*Assignment A*. In the recording review, copy out the passage that begins at "Previously, this recording" and ends after "and so forth.", swapping "silver pressing" for "vinyl pressing".
*Assignment B*.
Answer these questions from the recording review:
(i) At what age did Syd Barrett die?
(ii) In what hall was the tribute concert held?
(iii) Which song did Roger Waters play with Jon Carin?

*Exercise passage*.
Previously, this recording was available via the Pro-CDR release Atom Soul Brother (A-tera 024) and various fan-produced releases, but Godfather was correct in deeming this recording worthy of a silver pressing – it does sound fantastic, and so clear you can hear some of the onstage conversations calling out keys and so forth.
The bonus tracks from the Syd Barrett tribute nearly a decade later have also appeared on various fan-produced releases, but they do round out the disc nicely. Another interesting back story behind these, so I’ll again refer to Godfather’s liner notes: “Syd Barrett, co-founder of Pink Floyd, died at the age of 60 in July 2006 due to diabetes-related complications. Many musicians and fans gathered in memoriam at a tribute concert held in Barbican Hall, London, UK on May 10, 2007. This show, organized by Nick Laird-Clowes and Joe Boyd (producer of the first Floyd LPs), featured big names from the UK music scene including Damon Albarn (Blur, Gorillaz), Chrissie Hynde (The Pretenders), John Paul Jones (Led Zeppelin), Robyn Hitchcock and many more – all of whom were announced as participating in the event.The biggest surprise however, was not announced publically; Roger Waters, David Gilmour, Richard Wright and Nick Mason would also perform at the concert. Unfortunately, the tensions between Waters and the other three, prevented them all from performing together onstage, despite setting their differences aside at Live8. Roger Waters played an acoustic version of his own song “Flickering Flame” with Jon Carin (a multi-instrumentalist who toured with Pink Floyd from 1987 to 1994 and with Waters himself on recent solo tours), while the other Floyds performed one of Barrett’s songs, “Arnold Layne” – their first hit single. The finale was another Syd classic “Bike,” performed together with all of the participants of the evening, including all of the Floyd members with the surprising exception of Roger Waters! When asked for an explanation, Waters expressed concerns that the audience had crowded too close to the stage – could this be proof that his own phobias which originally built The Wall were still alive or simply further evidence that the bad blood between him and his former bandmates could never be overcome? Regardless of the answer, this is the final document of the three remaining members of Pink Floyd performing together onstage, and it is with this in mind that we have included these valuable tracks from the archives here. ”

*Information*.
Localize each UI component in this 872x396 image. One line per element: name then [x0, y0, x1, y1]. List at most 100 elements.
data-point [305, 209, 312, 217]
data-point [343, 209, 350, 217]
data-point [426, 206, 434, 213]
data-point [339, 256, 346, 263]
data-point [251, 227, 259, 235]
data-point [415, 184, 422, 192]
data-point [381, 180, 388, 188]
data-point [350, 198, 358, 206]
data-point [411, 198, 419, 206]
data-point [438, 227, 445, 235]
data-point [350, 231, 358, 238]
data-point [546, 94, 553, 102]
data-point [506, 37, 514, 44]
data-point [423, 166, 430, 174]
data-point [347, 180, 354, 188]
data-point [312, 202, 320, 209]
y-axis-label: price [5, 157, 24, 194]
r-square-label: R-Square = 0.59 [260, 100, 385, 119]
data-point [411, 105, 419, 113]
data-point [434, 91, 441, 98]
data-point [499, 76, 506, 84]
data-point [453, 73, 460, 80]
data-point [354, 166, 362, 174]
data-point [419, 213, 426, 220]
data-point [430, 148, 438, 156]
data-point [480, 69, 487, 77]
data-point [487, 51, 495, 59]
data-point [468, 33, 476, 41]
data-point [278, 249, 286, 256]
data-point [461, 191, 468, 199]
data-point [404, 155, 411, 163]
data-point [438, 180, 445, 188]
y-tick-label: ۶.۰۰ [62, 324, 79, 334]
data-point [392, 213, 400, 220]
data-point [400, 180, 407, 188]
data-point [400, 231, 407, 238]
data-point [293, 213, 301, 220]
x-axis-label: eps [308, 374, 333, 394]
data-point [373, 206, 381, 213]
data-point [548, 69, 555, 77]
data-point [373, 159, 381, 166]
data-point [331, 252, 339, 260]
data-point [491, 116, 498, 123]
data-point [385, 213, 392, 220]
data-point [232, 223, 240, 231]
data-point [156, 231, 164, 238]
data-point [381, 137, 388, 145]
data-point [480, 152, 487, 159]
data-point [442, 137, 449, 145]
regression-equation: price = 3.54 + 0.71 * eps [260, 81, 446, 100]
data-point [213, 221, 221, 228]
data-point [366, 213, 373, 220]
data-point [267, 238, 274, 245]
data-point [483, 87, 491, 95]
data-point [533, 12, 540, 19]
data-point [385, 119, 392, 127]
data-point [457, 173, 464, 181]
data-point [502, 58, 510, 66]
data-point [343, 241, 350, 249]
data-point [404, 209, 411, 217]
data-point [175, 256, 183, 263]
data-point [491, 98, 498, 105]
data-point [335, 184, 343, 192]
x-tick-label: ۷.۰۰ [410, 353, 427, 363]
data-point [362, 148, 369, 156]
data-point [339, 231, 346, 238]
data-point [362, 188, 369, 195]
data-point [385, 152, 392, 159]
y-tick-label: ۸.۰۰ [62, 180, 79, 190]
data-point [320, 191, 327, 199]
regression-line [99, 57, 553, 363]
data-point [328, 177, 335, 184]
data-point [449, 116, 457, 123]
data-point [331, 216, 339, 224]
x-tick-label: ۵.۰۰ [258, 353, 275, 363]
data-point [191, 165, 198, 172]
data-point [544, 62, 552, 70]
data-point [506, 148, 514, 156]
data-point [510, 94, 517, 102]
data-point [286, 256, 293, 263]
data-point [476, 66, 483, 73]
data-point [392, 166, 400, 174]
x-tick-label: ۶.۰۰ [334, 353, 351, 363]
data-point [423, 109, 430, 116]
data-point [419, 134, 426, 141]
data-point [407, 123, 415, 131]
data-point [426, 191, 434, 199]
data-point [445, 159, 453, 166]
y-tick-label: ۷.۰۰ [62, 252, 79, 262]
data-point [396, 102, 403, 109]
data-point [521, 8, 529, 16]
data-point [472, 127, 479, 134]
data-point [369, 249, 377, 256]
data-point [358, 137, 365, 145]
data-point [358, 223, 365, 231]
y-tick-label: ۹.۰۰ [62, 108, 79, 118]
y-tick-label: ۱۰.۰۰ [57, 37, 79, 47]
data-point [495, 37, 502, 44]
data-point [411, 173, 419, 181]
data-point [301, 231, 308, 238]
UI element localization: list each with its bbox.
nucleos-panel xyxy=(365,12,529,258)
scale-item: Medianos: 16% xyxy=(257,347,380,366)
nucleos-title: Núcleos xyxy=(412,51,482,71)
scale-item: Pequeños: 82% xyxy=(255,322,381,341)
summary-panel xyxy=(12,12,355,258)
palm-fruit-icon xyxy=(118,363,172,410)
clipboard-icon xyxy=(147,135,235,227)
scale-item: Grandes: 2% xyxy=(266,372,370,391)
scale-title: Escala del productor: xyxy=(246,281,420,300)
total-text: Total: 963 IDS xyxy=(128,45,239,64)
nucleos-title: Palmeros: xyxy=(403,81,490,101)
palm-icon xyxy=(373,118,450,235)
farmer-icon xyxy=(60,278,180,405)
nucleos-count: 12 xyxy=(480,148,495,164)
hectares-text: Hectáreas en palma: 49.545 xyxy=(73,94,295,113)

*Solution A*.
Previously, this recording was available via the Pro-CDR release Atom Soul Brother (A-tera 024) and various fan-produced releases, but Godfather was correct in deeming this recording worthy of a vinyl pressing – it does sound fantastic, and so clear you can hear some of the onstage conversations calling out keys and so forth.

*Solution B*.
(i) 60
(ii) Barbican Hall, London, UK
(iii) "Flickering Flame"